■ The exercise
What follows is a set of records; restate each one word for word and drop the pictures.

■ Records for this exercise
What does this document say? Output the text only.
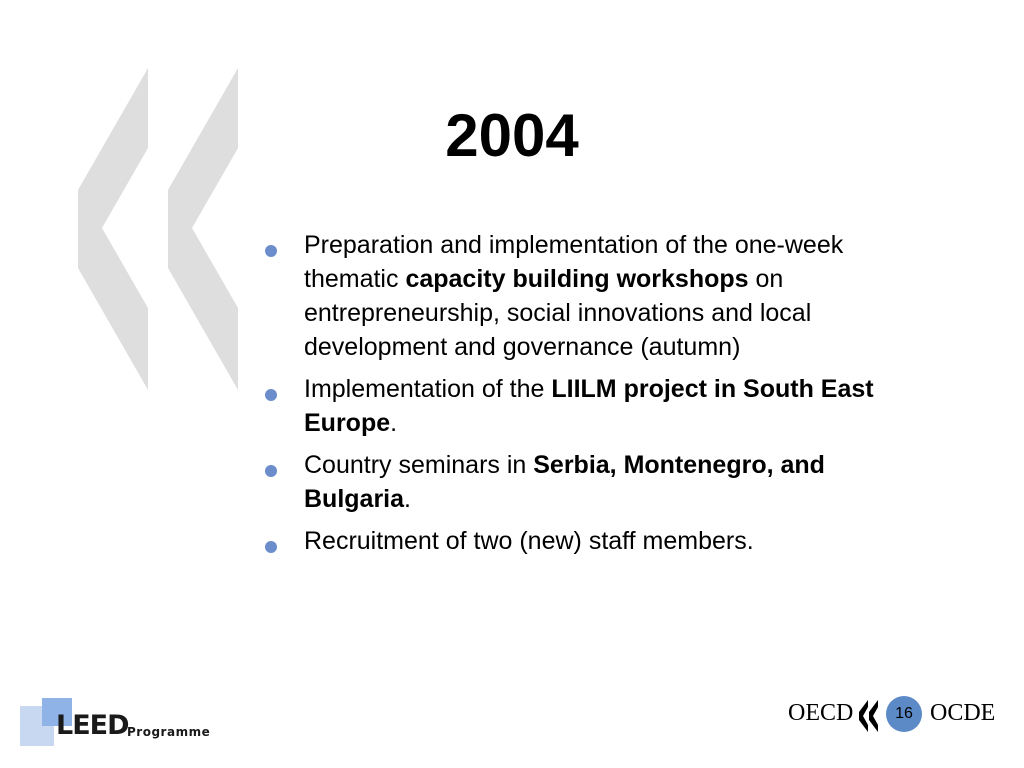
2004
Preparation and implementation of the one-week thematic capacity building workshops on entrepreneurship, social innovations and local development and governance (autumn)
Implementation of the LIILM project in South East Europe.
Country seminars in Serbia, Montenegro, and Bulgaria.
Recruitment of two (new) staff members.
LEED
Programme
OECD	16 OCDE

■ Solution
What does this document say? Output the text only.
2004
Preparation and implementation of the one-week thematic capacity building workshops on entrepreneurship, social innovations and local development and governance (autumn)
Implementation of the LIILM project in South East Europe.
Country seminars in Serbia, Montenegro, and Bulgaria.
Recruitment of two (new) staff members.
LEED
Programme
OECD	16 OCDE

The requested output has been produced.